▶ [Requirement]: Show all lines holding the string "roth".

▶ [Excerpted records]:
'''

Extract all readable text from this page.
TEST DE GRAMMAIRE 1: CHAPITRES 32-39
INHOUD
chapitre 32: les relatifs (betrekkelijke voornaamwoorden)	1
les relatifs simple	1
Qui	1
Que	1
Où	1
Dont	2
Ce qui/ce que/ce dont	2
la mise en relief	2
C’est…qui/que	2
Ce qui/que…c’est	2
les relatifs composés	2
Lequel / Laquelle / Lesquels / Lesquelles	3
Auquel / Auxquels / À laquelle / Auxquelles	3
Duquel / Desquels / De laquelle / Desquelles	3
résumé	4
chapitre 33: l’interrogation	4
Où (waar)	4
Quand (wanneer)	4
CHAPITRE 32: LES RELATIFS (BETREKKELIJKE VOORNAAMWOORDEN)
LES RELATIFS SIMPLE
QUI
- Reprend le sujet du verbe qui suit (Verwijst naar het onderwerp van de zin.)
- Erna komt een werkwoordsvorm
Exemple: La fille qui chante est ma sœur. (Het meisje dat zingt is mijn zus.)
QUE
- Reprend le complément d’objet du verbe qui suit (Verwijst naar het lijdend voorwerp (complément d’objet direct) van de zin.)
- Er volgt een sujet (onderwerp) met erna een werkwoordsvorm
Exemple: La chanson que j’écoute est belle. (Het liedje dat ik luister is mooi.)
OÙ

'''
'''

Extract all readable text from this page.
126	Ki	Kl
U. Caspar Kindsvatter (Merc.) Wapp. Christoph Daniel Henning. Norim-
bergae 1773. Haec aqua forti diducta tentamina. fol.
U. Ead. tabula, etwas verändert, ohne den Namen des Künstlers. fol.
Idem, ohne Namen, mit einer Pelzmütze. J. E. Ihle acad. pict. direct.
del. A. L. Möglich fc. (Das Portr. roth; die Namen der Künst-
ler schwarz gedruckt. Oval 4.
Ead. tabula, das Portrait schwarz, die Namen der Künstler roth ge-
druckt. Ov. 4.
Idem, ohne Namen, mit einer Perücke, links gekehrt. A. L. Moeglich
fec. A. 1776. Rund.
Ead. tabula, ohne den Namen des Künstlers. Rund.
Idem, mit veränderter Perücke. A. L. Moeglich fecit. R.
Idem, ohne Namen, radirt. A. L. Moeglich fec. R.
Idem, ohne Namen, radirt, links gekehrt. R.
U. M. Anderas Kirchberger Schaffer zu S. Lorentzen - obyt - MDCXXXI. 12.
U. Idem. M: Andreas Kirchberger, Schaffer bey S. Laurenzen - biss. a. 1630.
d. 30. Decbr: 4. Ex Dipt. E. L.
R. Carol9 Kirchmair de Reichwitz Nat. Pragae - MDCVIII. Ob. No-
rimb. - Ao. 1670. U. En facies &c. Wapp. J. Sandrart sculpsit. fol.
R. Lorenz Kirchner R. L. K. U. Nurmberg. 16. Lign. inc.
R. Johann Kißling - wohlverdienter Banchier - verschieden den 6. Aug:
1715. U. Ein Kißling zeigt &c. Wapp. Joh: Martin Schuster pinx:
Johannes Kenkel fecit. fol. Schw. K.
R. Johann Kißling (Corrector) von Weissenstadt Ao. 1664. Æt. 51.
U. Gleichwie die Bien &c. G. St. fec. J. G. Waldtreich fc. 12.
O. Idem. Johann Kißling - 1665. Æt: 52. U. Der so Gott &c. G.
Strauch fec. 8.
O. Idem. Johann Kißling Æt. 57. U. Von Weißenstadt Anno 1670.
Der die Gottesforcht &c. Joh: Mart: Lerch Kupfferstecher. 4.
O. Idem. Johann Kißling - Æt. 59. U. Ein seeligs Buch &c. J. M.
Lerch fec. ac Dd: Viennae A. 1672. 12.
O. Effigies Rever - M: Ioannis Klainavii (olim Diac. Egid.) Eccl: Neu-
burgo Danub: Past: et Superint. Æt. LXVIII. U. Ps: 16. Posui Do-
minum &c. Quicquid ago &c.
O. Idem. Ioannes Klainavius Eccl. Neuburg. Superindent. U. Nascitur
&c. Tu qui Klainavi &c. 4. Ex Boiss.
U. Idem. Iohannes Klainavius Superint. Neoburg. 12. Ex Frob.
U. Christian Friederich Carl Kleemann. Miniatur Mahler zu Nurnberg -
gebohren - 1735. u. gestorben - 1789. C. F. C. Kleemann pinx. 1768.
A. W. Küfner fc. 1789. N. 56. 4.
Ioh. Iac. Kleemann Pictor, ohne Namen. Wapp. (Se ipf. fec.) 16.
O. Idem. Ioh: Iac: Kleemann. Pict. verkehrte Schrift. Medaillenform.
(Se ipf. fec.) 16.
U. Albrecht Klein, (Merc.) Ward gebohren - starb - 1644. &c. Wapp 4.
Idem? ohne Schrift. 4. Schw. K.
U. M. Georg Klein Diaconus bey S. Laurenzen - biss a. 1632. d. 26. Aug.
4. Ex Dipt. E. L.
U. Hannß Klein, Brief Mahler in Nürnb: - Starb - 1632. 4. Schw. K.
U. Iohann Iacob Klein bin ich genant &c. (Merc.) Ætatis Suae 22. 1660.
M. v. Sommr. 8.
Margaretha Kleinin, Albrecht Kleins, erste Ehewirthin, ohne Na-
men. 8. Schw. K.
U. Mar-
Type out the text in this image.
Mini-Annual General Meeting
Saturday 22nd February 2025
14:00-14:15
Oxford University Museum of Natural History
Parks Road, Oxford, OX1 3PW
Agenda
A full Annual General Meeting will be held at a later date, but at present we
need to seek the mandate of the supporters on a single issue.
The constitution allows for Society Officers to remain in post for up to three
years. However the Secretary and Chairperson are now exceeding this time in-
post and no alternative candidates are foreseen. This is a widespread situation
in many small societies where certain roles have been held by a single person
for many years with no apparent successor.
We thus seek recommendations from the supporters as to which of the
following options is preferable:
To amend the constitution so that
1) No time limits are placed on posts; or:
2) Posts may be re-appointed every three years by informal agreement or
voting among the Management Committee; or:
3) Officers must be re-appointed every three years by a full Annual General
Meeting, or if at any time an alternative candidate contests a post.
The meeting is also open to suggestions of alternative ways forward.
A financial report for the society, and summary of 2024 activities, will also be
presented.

'''
'''

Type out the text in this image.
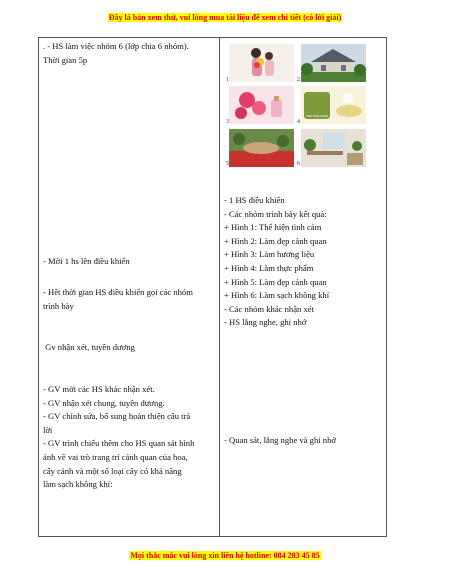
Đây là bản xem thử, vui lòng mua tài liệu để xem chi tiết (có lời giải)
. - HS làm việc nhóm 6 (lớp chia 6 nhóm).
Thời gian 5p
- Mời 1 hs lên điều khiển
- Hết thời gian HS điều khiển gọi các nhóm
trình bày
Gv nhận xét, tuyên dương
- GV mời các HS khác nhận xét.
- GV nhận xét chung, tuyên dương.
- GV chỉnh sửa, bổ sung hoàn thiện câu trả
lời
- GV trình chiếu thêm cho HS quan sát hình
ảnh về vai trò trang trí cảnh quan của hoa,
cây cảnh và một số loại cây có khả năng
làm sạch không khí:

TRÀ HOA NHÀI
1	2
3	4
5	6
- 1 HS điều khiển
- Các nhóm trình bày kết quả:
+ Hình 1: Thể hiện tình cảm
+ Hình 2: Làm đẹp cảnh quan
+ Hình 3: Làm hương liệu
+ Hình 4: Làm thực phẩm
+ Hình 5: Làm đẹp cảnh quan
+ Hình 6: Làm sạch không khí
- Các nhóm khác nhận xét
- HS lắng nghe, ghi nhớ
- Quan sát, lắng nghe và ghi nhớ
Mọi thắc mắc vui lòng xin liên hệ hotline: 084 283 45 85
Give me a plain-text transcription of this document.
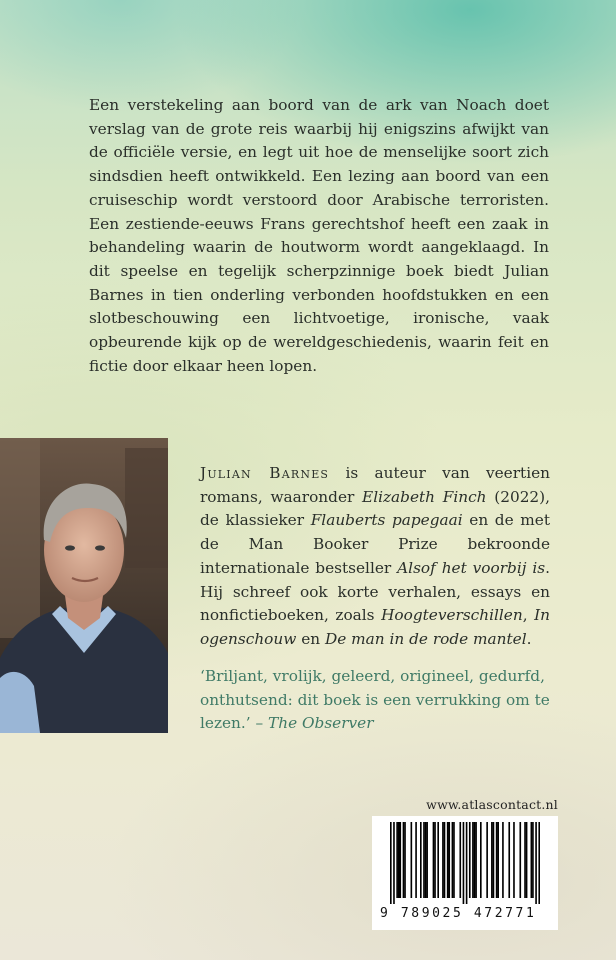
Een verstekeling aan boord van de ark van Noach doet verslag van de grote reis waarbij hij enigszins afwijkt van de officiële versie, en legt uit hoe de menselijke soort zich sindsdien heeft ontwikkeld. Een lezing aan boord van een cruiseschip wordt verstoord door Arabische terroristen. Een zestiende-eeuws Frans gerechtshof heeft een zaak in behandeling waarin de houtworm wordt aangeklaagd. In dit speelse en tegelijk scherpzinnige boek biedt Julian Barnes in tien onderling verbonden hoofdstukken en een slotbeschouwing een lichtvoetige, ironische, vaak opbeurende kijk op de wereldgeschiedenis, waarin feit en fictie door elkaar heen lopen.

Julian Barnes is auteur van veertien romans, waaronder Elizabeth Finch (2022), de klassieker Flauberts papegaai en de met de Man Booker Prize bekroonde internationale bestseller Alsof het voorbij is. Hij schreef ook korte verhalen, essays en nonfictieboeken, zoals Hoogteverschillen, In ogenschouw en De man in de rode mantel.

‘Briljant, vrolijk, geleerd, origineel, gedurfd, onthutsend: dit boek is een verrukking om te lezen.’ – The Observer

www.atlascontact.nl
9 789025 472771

'''

▶ [Solution to this problem]:
del. A. L. Möglich fc. (Das Portr. roth; die Namen der Künst-
Ead. tabula, das Portrait schwarz, die Namen der Künstler roth ge-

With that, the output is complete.